PROBLEM TO SOLVE -> In the data, extract each line that holds the string "iste".

LISTING ->
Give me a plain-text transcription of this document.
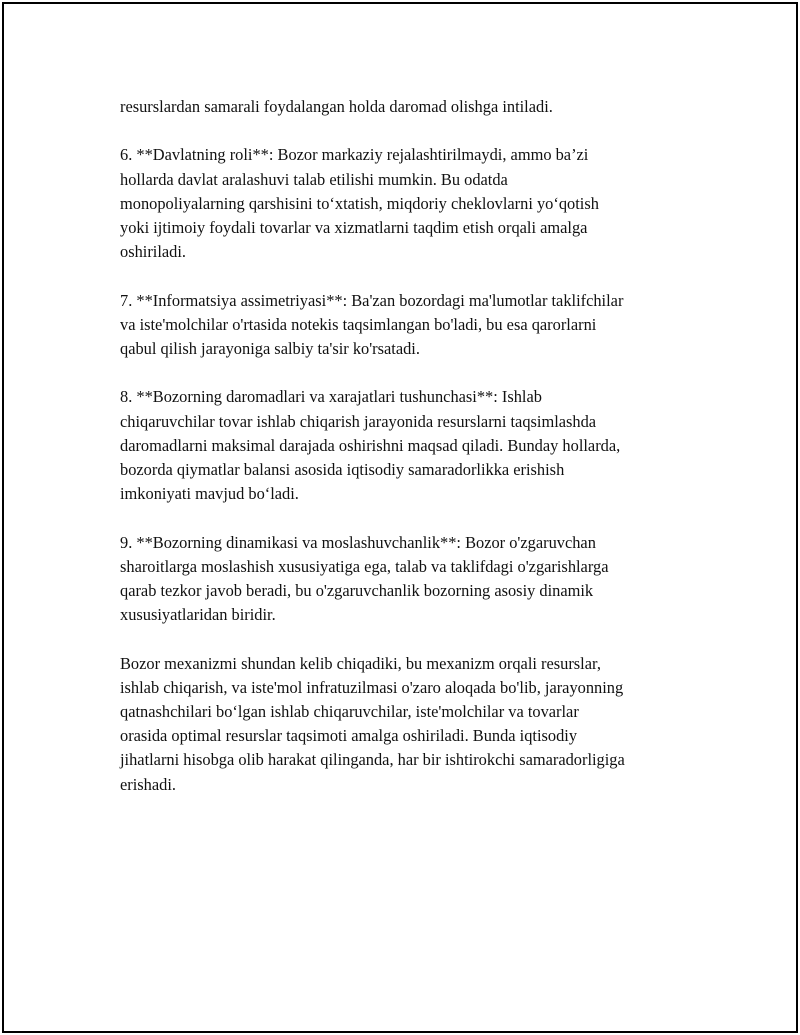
resurslardan samarali foydalangan holda daromad olishga intiladi.

6. **Davlatning roli**: Bozor markaziy rejalashtirilmaydi, ammo ba’zi
hollarda davlat aralashuvi talab etilishi mumkin. Bu odatda
monopoliyalarning qarshisini to‘xtatish, miqdoriy cheklovlarni yo‘qotish
yoki ijtimoiy foydali tovarlar va xizmatlarni taqdim etish orqali amalga
oshiriladi.

7. **Informatsiya assimetriyasi**: Ba'zan bozordagi ma'lumotlar taklifchilar
va iste'molchilar o'rtasida notekis taqsimlangan bo'ladi, bu esa qarorlarni
qabul qilish jarayoniga salbiy ta'sir ko'rsatadi.

8. **Bozorning daromadlari va xarajatlari tushunchasi**: Ishlab
chiqaruvchilar tovar ishlab chiqarish jarayonida resurslarni taqsimlashda
daromadlarni maksimal darajada oshirishni maqsad qiladi. Bunday hollarda,
bozorda qiymatlar balansi asosida iqtisodiy samaradorlikka erishish
imkoniyati mavjud bo‘ladi.

9. **Bozorning dinamikasi va moslashuvchanlik**: Bozor o'zgaruvchan
sharoitlarga moslashish xususiyatiga ega, talab va taklifdagi o'zgarishlarga
qarab tezkor javob beradi, bu o'zgaruvchanlik bozorning asosiy dinamik
xususiyatlaridan biridir.

Bozor mexanizmi shundan kelib chiqadiki, bu mexanizm orqali resurslar,
ishlab chiqarish, va iste'mol infratuzilmasi o'zaro aloqada bo'lib, jarayonning
qatnashchilari bo‘lgan ishlab chiqaruvchilar, iste'molchilar va tovarlar
orasida optimal resurslar taqsimoti amalga oshiriladi. Bunda iqtisodiy
jihatlarni hisobga olib harakat qilinganda, har bir ishtirokchi samaradorligiga
erishadi.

COMPLETE OUTPUT ->
va iste'molchilar o'rtasida notekis taqsimlangan bo'ladi, bu esa qarorlarni
ishlab chiqarish, va iste'mol infratuzilmasi o'zaro aloqada bo'lib, jarayonning
qatnashchilari bo‘lgan ishlab chiqaruvchilar, iste'molchilar va tovarlar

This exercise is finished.